**TASK BRIEF**
Tally the lines that hold the word "Sightseeing" and reply with that figure only.

**DATA EXCERPTS**
◇ ◇ ◇ ◇

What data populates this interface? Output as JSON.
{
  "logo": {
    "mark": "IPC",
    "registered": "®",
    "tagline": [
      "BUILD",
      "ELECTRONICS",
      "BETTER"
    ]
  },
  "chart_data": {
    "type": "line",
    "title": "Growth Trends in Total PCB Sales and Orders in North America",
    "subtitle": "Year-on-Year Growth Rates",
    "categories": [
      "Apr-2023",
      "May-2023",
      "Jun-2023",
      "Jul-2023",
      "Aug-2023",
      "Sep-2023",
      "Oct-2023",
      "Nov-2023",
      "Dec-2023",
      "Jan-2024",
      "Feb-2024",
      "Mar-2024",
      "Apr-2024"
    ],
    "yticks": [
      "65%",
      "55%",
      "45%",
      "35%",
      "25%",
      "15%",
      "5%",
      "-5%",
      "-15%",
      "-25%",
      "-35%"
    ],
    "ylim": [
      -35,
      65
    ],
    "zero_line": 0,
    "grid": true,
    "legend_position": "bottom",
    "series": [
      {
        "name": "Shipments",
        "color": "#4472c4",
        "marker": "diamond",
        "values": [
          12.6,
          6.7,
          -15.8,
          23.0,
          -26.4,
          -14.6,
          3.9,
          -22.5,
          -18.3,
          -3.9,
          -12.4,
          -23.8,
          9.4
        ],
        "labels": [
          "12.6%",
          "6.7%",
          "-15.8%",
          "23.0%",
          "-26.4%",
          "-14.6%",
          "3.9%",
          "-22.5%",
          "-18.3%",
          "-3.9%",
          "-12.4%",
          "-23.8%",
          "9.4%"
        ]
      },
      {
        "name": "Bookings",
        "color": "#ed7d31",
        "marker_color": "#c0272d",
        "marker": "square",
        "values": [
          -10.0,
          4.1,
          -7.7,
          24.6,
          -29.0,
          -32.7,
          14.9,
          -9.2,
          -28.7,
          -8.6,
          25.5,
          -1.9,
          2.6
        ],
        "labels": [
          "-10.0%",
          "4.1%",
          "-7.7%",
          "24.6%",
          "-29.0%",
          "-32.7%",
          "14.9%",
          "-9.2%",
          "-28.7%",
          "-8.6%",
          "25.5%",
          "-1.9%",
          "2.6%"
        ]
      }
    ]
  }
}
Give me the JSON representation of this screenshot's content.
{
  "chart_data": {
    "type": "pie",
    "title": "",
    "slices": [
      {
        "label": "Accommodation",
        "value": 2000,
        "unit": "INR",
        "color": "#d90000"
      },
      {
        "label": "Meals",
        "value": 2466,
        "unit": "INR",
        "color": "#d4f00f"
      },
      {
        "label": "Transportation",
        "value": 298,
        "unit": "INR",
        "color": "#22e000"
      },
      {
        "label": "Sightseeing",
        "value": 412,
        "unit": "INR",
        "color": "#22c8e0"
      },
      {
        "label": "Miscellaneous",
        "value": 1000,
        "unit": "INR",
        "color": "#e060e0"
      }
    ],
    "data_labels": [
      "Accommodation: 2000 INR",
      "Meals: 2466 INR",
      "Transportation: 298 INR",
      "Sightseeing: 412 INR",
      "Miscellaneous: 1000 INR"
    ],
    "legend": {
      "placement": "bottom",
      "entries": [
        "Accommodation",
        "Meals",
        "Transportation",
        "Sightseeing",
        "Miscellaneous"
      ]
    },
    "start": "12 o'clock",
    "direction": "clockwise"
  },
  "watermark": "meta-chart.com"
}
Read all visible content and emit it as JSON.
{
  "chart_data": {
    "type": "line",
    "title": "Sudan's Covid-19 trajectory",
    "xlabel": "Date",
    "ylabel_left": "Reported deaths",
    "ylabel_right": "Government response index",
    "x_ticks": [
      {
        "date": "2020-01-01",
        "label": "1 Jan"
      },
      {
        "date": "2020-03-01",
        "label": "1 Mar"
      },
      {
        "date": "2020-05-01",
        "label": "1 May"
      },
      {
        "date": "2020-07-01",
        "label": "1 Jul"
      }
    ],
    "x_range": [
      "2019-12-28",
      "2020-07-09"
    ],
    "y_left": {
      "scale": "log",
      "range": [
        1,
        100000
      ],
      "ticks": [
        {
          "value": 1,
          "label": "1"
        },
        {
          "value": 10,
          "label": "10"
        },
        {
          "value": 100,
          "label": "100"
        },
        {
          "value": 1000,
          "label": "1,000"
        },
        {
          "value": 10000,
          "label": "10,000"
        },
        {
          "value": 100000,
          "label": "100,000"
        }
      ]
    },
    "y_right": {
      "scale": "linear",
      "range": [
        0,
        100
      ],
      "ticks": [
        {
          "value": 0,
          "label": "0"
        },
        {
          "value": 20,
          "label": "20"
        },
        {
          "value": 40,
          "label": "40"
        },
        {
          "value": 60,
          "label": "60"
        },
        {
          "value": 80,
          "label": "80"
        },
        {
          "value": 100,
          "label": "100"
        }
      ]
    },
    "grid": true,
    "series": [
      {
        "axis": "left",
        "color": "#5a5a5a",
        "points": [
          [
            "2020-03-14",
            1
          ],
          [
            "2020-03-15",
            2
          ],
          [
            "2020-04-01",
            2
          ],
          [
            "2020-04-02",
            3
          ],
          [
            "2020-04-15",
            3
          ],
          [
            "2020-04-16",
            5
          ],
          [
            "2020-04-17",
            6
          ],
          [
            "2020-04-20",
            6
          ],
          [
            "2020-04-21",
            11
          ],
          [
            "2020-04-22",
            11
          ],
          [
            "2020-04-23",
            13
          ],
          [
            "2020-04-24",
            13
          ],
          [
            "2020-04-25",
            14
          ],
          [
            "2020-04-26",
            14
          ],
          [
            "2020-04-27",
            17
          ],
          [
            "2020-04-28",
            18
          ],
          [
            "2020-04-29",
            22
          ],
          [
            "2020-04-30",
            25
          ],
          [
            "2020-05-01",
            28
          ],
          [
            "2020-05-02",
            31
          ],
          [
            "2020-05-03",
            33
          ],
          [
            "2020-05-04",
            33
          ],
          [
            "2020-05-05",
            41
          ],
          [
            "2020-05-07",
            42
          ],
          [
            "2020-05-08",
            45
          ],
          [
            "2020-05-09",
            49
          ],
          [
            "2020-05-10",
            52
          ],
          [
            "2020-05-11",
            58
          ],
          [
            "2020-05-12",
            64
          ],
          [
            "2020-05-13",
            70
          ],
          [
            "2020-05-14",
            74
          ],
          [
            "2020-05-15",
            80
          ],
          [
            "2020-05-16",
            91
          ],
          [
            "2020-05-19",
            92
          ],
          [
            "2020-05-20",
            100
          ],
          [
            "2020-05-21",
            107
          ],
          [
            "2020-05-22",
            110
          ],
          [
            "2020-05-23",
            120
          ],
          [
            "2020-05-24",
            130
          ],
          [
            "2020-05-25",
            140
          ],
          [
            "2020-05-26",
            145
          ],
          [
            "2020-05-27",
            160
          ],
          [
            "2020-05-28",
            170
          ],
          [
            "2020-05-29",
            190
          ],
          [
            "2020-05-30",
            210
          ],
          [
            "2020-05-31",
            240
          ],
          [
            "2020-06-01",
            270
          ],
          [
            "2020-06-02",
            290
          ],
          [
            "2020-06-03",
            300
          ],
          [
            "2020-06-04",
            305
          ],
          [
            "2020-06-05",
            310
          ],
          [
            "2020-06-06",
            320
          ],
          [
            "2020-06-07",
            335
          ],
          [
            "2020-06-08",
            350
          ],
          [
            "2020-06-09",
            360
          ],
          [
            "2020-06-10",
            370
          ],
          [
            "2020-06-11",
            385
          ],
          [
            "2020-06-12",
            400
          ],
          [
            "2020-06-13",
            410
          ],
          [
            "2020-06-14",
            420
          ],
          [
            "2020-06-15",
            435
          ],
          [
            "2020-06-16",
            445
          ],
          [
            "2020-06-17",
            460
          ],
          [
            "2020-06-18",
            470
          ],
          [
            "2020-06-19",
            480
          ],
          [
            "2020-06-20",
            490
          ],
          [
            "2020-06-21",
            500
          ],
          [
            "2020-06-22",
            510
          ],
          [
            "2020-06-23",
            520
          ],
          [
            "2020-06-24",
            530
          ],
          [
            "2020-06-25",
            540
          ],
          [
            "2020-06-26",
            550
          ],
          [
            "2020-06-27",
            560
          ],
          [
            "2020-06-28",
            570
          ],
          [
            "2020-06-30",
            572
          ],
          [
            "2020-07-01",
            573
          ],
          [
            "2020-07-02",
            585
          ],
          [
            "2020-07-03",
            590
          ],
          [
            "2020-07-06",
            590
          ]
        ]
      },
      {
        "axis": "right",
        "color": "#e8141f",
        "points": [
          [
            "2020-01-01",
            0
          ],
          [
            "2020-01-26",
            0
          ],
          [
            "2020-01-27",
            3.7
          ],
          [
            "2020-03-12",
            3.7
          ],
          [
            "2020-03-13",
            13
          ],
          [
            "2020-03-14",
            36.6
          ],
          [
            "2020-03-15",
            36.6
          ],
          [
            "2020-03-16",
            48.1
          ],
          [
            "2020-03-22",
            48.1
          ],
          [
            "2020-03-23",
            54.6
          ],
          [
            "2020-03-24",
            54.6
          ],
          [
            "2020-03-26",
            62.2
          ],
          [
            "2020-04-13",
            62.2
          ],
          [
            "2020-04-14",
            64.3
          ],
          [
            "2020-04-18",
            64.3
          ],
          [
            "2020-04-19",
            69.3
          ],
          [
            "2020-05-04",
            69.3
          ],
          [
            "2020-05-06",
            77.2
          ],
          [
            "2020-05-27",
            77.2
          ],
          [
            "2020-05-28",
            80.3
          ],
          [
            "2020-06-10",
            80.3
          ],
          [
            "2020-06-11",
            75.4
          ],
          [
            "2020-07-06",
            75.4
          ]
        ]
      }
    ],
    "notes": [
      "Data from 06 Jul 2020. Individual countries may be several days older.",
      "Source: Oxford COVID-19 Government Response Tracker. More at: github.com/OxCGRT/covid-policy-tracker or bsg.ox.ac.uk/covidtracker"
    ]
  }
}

◇ ◇ ◇ ◇

**THE REPLY**
3